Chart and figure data
-=-=-=-=-

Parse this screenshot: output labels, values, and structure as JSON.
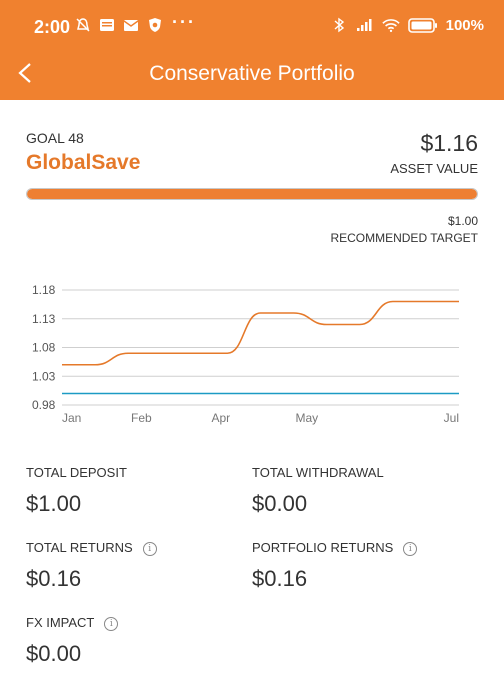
{
  "status_bar": {
    "time": "2:00",
    "battery": "100%",
    "more_dots": "···",
    "icons_left": [
      "alarm-off-icon",
      "news-icon",
      "mail-icon",
      "shield-icon"
    ],
    "icons_right": [
      "bluetooth-icon",
      "signal-icon",
      "wifi-icon",
      "battery-icon"
    ]
  },
  "header": {
    "title": "Conservative Portfolio",
    "back_icon": "back-arrow-icon"
  },
  "goal": {
    "label": "GOAL 48",
    "name": "GlobalSave",
    "asset_value": "$1.16",
    "asset_label": "ASSET VALUE",
    "progress_fraction": 1.0,
    "target_value": "$1.00",
    "target_label": "RECOMMENDED TARGET"
  },
  "colors": {
    "accent": "#F0812F",
    "line": "#E5792A",
    "target_line": "#1C9BC4"
  },
  "chart_data": {
    "type": "line",
    "x_ticks": [
      "Jan",
      "Feb",
      "Apr",
      "May",
      "Jul"
    ],
    "y_ticks": [
      "0.98",
      "1.03",
      "1.08",
      "1.13",
      "1.18"
    ],
    "ylim": [
      0.98,
      1.18
    ],
    "grid": true,
    "series": [
      {
        "x": [
          0,
          1,
          2,
          3,
          4,
          5,
          6,
          7,
          8,
          9,
          10,
          11,
          12
        ],
        "values": [
          1.05,
          1.05,
          1.07,
          1.07,
          1.07,
          1.07,
          1.14,
          1.14,
          1.12,
          1.12,
          1.16,
          1.16,
          1.16
        ],
        "color": "#E5792A"
      },
      {
        "x": [
          0,
          12
        ],
        "values": [
          1.0,
          1.0
        ],
        "color": "#1C9BC4"
      }
    ]
  },
  "stats": {
    "total_deposit_label": "TOTAL DEPOSIT",
    "total_deposit_value": "$1.00",
    "total_withdrawal_label": "TOTAL WITHDRAWAL",
    "total_withdrawal_value": "$0.00",
    "total_returns_label": "TOTAL RETURNS",
    "total_returns_value": "$0.16",
    "portfolio_returns_label": "PORTFOLIO RETURNS",
    "portfolio_returns_value": "$0.16",
    "fx_impact_label": "FX IMPACT",
    "fx_impact_value": "$0.00",
    "info_glyph": "i"
  }
}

-=-=-=-=-

- Work instructions -
Reproduce the full listing faithfully, but do not carry over any pictures.

- Reply -
Parse this screenshot: output labels, values, and structure as JSON.
{
  "status_bar": {
    "time": "2:00",
    "battery": "100%",
    "more_dots": "···",
    "icons_left": [
      "alarm-off-icon",
      "news-icon",
      "mail-icon",
      "shield-icon"
    ],
    "icons_right": [
      "bluetooth-icon",
      "signal-icon",
      "wifi-icon",
      "battery-icon"
    ]
  },
  "header": {
    "title": "Conservative Portfolio",
    "back_icon": "back-arrow-icon"
  },
  "goal": {
    "label": "GOAL 48",
    "name": "GlobalSave",
    "asset_value": "$1.16",
    "asset_label": "ASSET VALUE",
    "progress_fraction": 1.0,
    "target_value": "$1.00",
    "target_label": "RECOMMENDED TARGET"
  },
  "colors": {
    "accent": "#F0812F",
    "line": "#E5792A",
    "target_line": "#1C9BC4"
  },
  "chart_data": {
    "type": "line",
    "x_ticks": [
      "Jan",
      "Feb",
      "Apr",
      "May",
      "Jul"
    ],
    "y_ticks": [
      "0.98",
      "1.03",
      "1.08",
      "1.13",
      "1.18"
    ],
    "ylim": [
      0.98,
      1.18
    ],
    "grid": true,
    "series": [
      {
        "x": [
          0,
          1,
          2,
          3,
          4,
          5,
          6,
          7,
          8,
          9,
          10,
          11,
          12
        ],
        "values": [
          1.05,
          1.05,
          1.07,
          1.07,
          1.07,
          1.07,
          1.14,
          1.14,
          1.12,
          1.12,
          1.16,
          1.16,
          1.16
        ],
        "color": "#E5792A"
      },
      {
        "x": [
          0,
          12
        ],
        "values": [
          1.0,
          1.0
        ],
        "color": "#1C9BC4"
      }
    ]
  },
  "stats": {
    "total_deposit_label": "TOTAL DEPOSIT",
    "total_deposit_value": "$1.00",
    "total_withdrawal_label": "TOTAL WITHDRAWAL",
    "total_withdrawal_value": "$0.00",
    "total_returns_label": "TOTAL RETURNS",
    "total_returns_value": "$0.16",
    "portfolio_returns_label": "PORTFOLIO RETURNS",
    "portfolio_returns_value": "$0.16",
    "fx_impact_label": "FX IMPACT",
    "fx_impact_value": "$0.00",
    "info_glyph": "i"
  }
}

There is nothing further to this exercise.